(Stored records)
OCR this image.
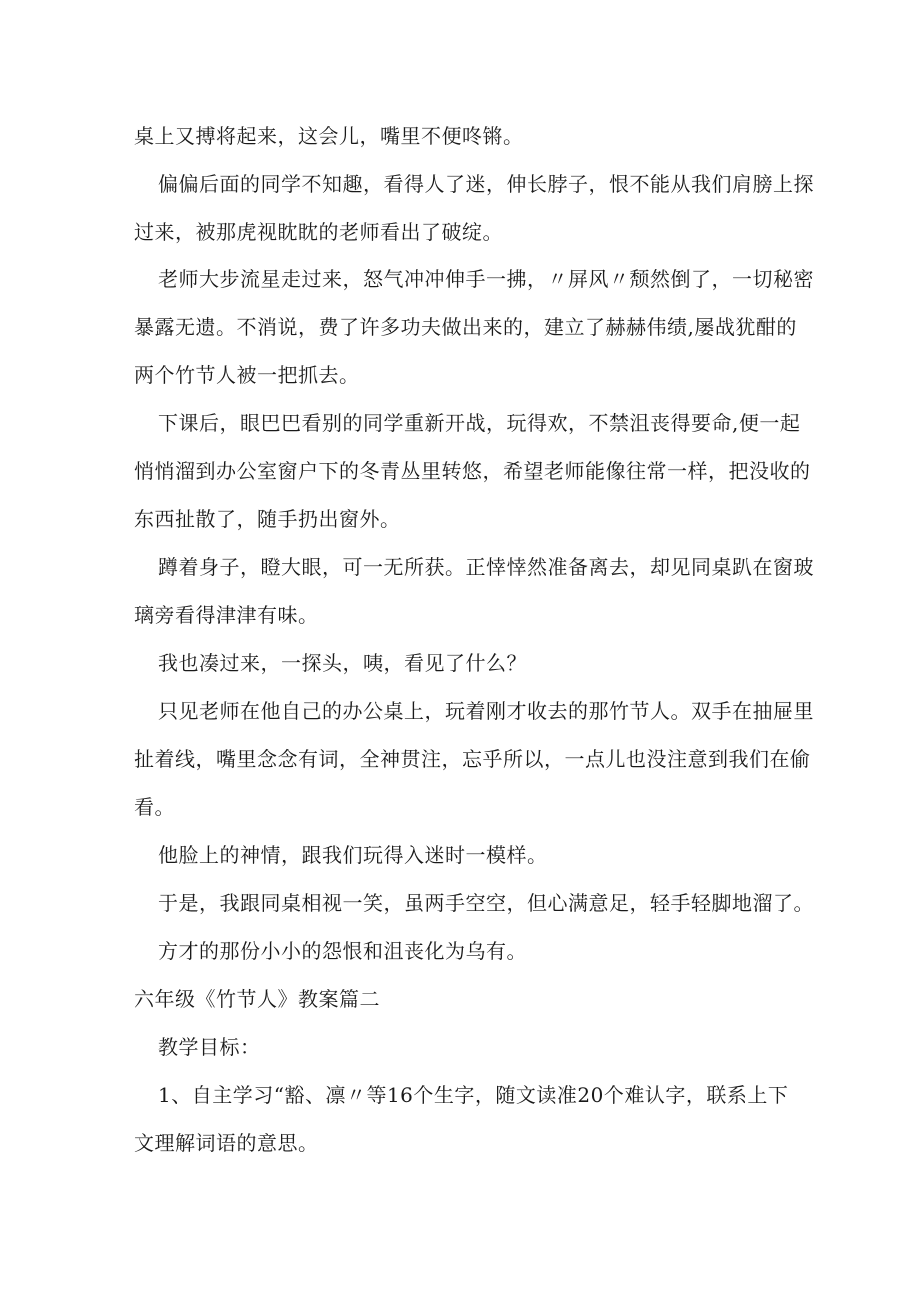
桌上又搏将起来，这会儿，嘴里不便咚锵。
偏偏后面的同学不知趣，看得人了迷，伸长脖子，恨不能从我们肩膀上探
过来，被那虎视眈眈的老师看出了破绽。
老师大步流星走过来，怒气冲冲伸手一拂，〃屏风〃颓然倒了，一切秘密
暴露无遗。不消说，费了许多功夫做出来的，建立了赫赫伟绩,屡战犹酣的
两个竹节人被一把抓去。
下课后，眼巴巴看别的同学重新开战，玩得欢，不禁沮丧得要命,便一起
悄悄溜到办公室窗户下的冬青丛里转悠，希望老师能像往常一样，把没收的
东西扯散了，随手扔出窗外。
蹲着身子，瞪大眼，可一无所获。正悻悻然准备离去，却见同桌趴在窗玻
璃旁看得津津有味。
我也凑过来，一探头，咦，看见了什么？
只见老师在他自己的办公桌上，玩着刚才收去的那竹节人。双手在抽屉里
扯着线，嘴里念念有词，全神贯注，忘乎所以，一点儿也没注意到我们在偷
看。
他脸上的神情，跟我们玩得入迷时一模样。
于是，我跟同桌相视一笑，虽两手空空，但心满意足，轻手轻脚地溜了。
方才的那份小小的怨恨和沮丧化为乌有。
六年级《竹节人》教案篇二
教学目标：
1、自主学习“豁、凛〃等16个生字，随文读准20个难认字，联系上下
文理解词语的意思。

◆ Task to carry out ◆
All of the data above should be transcribed verbatim, with pictures omitted.

◆ Solution to the problem ◆
OCR this image.
桌上又搏将起来，这会儿，嘴里不便咚锵。
偏偏后面的同学不知趣，看得人了迷，伸长脖子，恨不能从我们肩膀上探
过来，被那虎视眈眈的老师看出了破绽。
老师大步流星走过来，怒气冲冲伸手一拂，〃屏风〃颓然倒了，一切秘密
暴露无遗。不消说，费了许多功夫做出来的，建立了赫赫伟绩,屡战犹酣的
两个竹节人被一把抓去。
下课后，眼巴巴看别的同学重新开战，玩得欢，不禁沮丧得要命,便一起
悄悄溜到办公室窗户下的冬青丛里转悠，希望老师能像往常一样，把没收的
东西扯散了，随手扔出窗外。
蹲着身子，瞪大眼，可一无所获。正悻悻然准备离去，却见同桌趴在窗玻
璃旁看得津津有味。
我也凑过来，一探头，咦，看见了什么？
只见老师在他自己的办公桌上，玩着刚才收去的那竹节人。双手在抽屉里
扯着线，嘴里念念有词，全神贯注，忘乎所以，一点儿也没注意到我们在偷
看。
他脸上的神情，跟我们玩得入迷时一模样。
于是，我跟同桌相视一笑，虽两手空空，但心满意足，轻手轻脚地溜了。
方才的那份小小的怨恨和沮丧化为乌有。
六年级《竹节人》教案篇二
教学目标：
1、自主学习“豁、凛〃等16个生字，随文读准20个难认字，联系上下
文理解词语的意思。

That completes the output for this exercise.